Information given:
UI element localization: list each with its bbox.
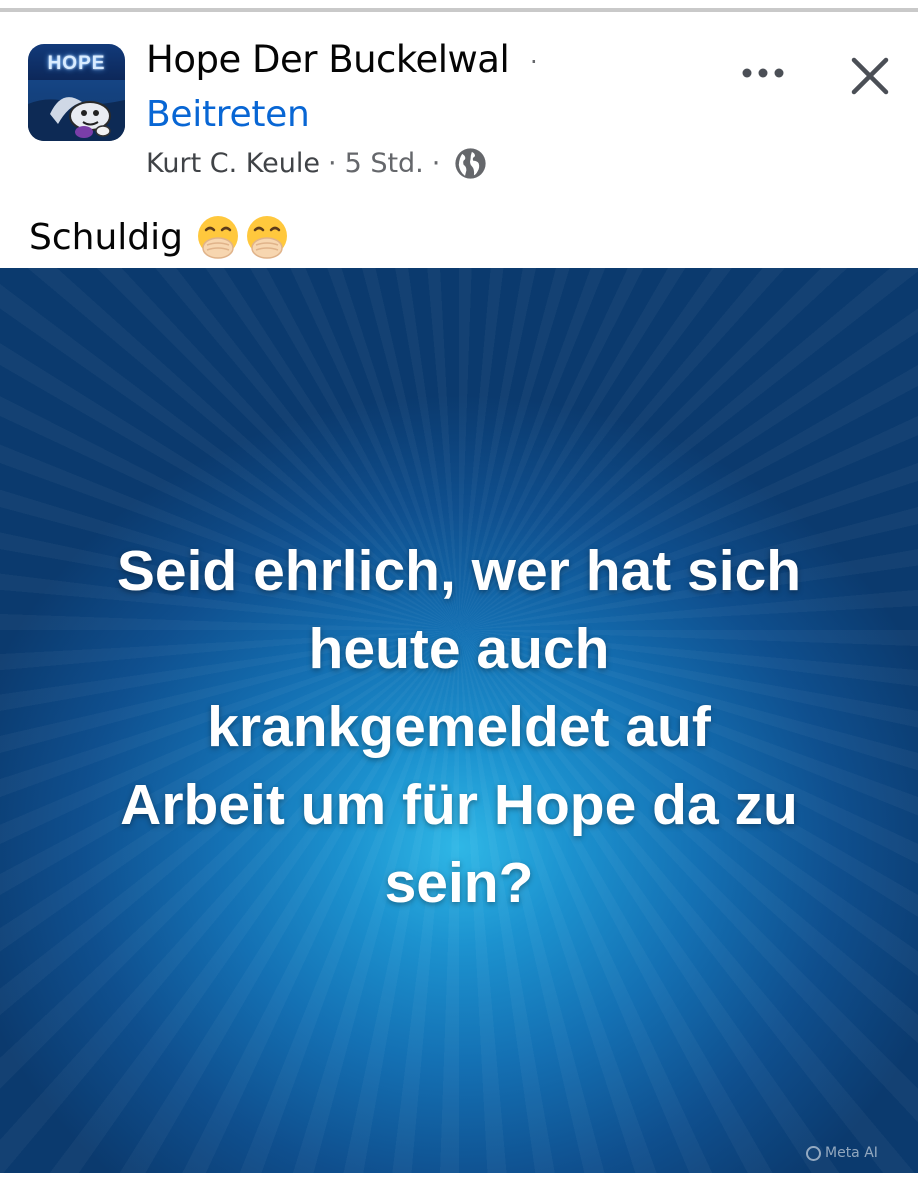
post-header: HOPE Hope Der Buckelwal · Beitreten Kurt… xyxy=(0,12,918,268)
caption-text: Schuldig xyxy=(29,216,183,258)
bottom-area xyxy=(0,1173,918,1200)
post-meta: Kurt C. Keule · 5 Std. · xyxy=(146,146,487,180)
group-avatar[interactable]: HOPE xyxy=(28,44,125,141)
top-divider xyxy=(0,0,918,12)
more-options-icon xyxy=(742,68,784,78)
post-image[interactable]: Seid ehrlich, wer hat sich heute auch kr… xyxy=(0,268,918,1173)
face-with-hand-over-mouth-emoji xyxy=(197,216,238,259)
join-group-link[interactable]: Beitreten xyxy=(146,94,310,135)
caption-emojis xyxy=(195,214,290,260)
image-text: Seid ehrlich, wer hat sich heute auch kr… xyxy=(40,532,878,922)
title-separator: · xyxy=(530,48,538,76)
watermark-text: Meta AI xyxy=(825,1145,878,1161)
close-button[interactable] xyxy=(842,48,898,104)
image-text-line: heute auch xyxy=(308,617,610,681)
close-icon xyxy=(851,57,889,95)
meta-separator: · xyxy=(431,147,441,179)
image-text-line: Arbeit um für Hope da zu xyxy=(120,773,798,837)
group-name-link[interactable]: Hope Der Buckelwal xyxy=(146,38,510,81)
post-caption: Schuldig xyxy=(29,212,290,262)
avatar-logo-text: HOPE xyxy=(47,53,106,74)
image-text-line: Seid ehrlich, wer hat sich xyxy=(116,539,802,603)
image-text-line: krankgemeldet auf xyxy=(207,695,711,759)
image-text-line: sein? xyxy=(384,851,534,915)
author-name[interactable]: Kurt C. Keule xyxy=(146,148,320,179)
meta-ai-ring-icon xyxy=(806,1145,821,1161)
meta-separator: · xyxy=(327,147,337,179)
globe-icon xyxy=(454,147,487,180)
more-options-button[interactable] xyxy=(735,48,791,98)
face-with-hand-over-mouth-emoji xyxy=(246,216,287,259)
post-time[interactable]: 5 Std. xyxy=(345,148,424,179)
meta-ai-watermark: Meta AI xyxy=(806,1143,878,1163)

What the task requires:
Rewrite all of the lines above, replacing "Beitreten" with "Join" wherever it occurs and changing nothing else. Leave the picture out of your answer.

Correct response:
UI element localization: list each with its bbox.
post-header: HOPE Hope Der Buckelwal · Join Kurt… xyxy=(0,12,918,268)
caption-text: Schuldig xyxy=(29,216,183,258)
bottom-area xyxy=(0,1173,918,1200)
post-meta: Kurt C. Keule · 5 Std. · xyxy=(146,146,487,180)
group-avatar[interactable]: HOPE xyxy=(28,44,125,141)
top-divider xyxy=(0,0,918,12)
more-options-icon xyxy=(742,68,784,78)
post-image[interactable]: Seid ehrlich, wer hat sich heute auch kr… xyxy=(0,268,918,1173)
face-with-hand-over-mouth-emoji xyxy=(197,216,238,259)
join-group-link[interactable]: Join xyxy=(146,94,310,135)
caption-emojis xyxy=(195,214,290,260)
image-text: Seid ehrlich, wer hat sich heute auch kr… xyxy=(40,532,878,922)
title-separator: · xyxy=(530,48,538,76)
watermark-text: Meta AI xyxy=(825,1145,878,1161)
close-button[interactable] xyxy=(842,48,898,104)
image-text-line: heute auch xyxy=(308,617,610,681)
close-icon xyxy=(851,57,889,95)
meta-separator: · xyxy=(431,147,441,179)
image-text-line: Arbeit um für Hope da zu xyxy=(120,773,798,837)
group-name-link[interactable]: Hope Der Buckelwal xyxy=(146,38,510,81)
post-caption: Schuldig xyxy=(29,212,290,262)
avatar-logo-text: HOPE xyxy=(47,53,106,74)
image-text-line: Seid ehrlich, wer hat sich xyxy=(116,539,802,603)
image-text-line: krankgemeldet auf xyxy=(207,695,711,759)
image-text-line: sein? xyxy=(384,851,534,915)
author-name[interactable]: Kurt C. Keule xyxy=(146,148,320,179)
meta-ai-ring-icon xyxy=(806,1145,821,1161)
meta-separator: · xyxy=(327,147,337,179)
globe-icon xyxy=(454,147,487,180)
more-options-button[interactable] xyxy=(735,48,791,98)
face-with-hand-over-mouth-emoji xyxy=(246,216,287,259)
post-time[interactable]: 5 Std. xyxy=(345,148,424,179)
meta-ai-watermark: Meta AI xyxy=(806,1143,878,1163)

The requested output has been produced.